**STORED RECORDS**:
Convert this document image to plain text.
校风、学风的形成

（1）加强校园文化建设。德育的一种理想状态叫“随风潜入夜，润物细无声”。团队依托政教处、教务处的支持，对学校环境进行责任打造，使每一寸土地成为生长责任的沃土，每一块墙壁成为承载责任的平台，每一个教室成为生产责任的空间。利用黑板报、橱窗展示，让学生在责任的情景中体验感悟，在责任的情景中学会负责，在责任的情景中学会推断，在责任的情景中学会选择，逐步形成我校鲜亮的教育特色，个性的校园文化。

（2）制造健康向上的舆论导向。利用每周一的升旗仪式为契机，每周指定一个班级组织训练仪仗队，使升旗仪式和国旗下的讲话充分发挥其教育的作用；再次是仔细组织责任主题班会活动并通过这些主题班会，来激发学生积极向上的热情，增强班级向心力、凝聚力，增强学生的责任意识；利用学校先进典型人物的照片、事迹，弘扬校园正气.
...
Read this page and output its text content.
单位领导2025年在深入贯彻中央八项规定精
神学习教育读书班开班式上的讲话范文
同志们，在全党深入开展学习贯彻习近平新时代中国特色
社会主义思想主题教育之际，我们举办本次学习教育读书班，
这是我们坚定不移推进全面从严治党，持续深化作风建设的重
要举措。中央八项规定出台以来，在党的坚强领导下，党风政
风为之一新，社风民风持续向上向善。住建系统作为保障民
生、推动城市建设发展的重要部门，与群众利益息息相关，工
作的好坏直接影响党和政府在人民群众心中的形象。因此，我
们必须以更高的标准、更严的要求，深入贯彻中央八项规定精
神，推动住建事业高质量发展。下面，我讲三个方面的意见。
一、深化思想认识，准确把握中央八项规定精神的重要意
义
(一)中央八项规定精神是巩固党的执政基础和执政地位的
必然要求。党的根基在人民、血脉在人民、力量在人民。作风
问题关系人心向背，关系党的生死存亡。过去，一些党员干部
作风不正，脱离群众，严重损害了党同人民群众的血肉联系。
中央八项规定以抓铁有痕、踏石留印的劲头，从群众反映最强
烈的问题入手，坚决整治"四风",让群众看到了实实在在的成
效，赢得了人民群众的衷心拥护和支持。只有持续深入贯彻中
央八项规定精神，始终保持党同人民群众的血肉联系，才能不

**PROBLEM REQUIREMENTS**: Using the listing above, show every line that includes the string "text".

**FULL RESPONSE**:
Convert this document image to plain text.
Read this page and output its text content.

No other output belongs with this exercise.